**WHAT YOU ARE ASKED TO DO**
Make an exact copy of the entries below.

**RECORD LIST**
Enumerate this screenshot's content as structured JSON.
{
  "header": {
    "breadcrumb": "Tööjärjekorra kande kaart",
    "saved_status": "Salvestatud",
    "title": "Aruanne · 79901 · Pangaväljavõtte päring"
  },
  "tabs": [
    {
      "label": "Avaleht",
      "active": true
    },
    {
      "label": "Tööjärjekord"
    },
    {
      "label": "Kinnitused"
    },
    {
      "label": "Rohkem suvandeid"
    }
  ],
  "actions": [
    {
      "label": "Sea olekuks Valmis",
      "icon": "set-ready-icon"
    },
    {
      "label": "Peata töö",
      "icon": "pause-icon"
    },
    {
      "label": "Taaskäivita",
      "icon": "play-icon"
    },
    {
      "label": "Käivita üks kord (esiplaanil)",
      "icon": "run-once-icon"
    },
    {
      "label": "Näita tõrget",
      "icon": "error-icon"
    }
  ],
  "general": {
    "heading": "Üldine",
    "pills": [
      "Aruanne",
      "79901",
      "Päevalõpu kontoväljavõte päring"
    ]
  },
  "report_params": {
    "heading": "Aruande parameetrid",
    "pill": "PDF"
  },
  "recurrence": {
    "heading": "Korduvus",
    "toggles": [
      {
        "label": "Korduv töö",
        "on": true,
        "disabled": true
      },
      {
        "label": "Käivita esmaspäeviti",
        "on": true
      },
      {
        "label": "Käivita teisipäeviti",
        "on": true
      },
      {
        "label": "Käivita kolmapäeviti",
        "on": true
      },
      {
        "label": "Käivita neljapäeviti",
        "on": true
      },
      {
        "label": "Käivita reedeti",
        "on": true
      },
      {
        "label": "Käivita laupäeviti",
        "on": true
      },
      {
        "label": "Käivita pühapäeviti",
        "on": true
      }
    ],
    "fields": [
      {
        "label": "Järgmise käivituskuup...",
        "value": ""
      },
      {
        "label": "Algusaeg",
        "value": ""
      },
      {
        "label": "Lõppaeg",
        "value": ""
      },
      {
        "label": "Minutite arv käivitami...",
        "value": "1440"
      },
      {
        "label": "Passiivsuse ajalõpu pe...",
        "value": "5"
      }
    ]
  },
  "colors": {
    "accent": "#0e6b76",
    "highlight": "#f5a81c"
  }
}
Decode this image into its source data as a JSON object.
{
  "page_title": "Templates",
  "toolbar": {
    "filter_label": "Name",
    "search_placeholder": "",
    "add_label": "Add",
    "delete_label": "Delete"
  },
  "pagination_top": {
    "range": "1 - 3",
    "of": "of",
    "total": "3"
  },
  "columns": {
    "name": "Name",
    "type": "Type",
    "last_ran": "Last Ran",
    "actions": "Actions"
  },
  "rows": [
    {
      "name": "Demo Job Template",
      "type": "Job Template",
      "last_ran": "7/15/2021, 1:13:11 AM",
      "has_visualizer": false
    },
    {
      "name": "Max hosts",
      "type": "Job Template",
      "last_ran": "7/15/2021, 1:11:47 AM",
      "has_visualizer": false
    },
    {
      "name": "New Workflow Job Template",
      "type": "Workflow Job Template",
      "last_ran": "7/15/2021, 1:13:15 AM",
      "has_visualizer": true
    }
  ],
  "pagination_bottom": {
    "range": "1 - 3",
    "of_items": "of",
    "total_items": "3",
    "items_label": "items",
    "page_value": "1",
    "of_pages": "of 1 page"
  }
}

**RESULT FOR THIS TASK**
Enumerate this screenshot's content as structured JSON.
{
  "header": {
    "breadcrumb": "Tööjärjekorra kande kaart",
    "saved_status": "Salvestatud",
    "title": "Aruanne · 79901 · Pangaväljavõtte päring"
  },
  "tabs": [
    {
      "label": "Avaleht",
      "active": true
    },
    {
      "label": "Tööjärjekord"
    },
    {
      "label": "Kinnitused"
    },
    {
      "label": "Rohkem suvandeid"
    }
  ],
  "actions": [
    {
      "label": "Sea olekuks Valmis",
      "icon": "set-ready-icon"
    },
    {
      "label": "Peata töö",
      "icon": "pause-icon"
    },
    {
      "label": "Taaskäivita",
      "icon": "play-icon"
    },
    {
      "label": "Käivita üks kord (esiplaanil)",
      "icon": "run-once-icon"
    },
    {
      "label": "Näita tõrget",
      "icon": "error-icon"
    }
  ],
  "general": {
    "heading": "Üldine",
    "pills": [
      "Aruanne",
      "79901",
      "Päevalõpu kontoväljavõte päring"
    ]
  },
  "report_params": {
    "heading": "Aruande parameetrid",
    "pill": "PDF"
  },
  "recurrence": {
    "heading": "Korduvus",
    "toggles": [
      {
        "label": "Korduv töö",
        "on": true,
        "disabled": true
      },
      {
        "label": "Käivita esmaspäeviti",
        "on": true
      },
      {
        "label": "Käivita teisipäeviti",
        "on": true
      },
      {
        "label": "Käivita kolmapäeviti",
        "on": true
      },
      {
        "label": "Käivita neljapäeviti",
        "on": true
      },
      {
        "label": "Käivita reedeti",
        "on": true
      },
      {
        "label": "Käivita laupäeviti",
        "on": true
      },
      {
        "label": "Käivita pühapäeviti",
        "on": true
      }
    ],
    "fields": [
      {
        "label": "Järgmise käivituskuup...",
        "value": ""
      },
      {
        "label": "Algusaeg",
        "value": ""
      },
      {
        "label": "Lõppaeg",
        "value": ""
      },
      {
        "label": "Minutite arv käivitami...",
        "value": "1440"
      },
      {
        "label": "Passiivsuse ajalõpu pe...",
        "value": "5"
      }
    ]
  },
  "colors": {
    "accent": "#0e6b76",
    "highlight": "#f5a81c"
  }
}
Decode this image into its source data as a JSON object.
{
  "page_title": "Templates",
  "toolbar": {
    "filter_label": "Name",
    "search_placeholder": "",
    "add_label": "Add",
    "delete_label": "Delete"
  },
  "pagination_top": {
    "range": "1 - 3",
    "of": "of",
    "total": "3"
  },
  "columns": {
    "name": "Name",
    "type": "Type",
    "last_ran": "Last Ran",
    "actions": "Actions"
  },
  "rows": [
    {
      "name": "Demo Job Template",
      "type": "Job Template",
      "last_ran": "7/15/2021, 1:13:11 AM",
      "has_visualizer": false
    },
    {
      "name": "Max hosts",
      "type": "Job Template",
      "last_ran": "7/15/2021, 1:11:47 AM",
      "has_visualizer": false
    },
    {
      "name": "New Workflow Job Template",
      "type": "Workflow Job Template",
      "last_ran": "7/15/2021, 1:13:15 AM",
      "has_visualizer": true
    }
  ],
  "pagination_bottom": {
    "range": "1 - 3",
    "of_items": "of",
    "total_items": "3",
    "items_label": "items",
    "page_value": "1",
    "of_pages": "of 1 page"
  }
}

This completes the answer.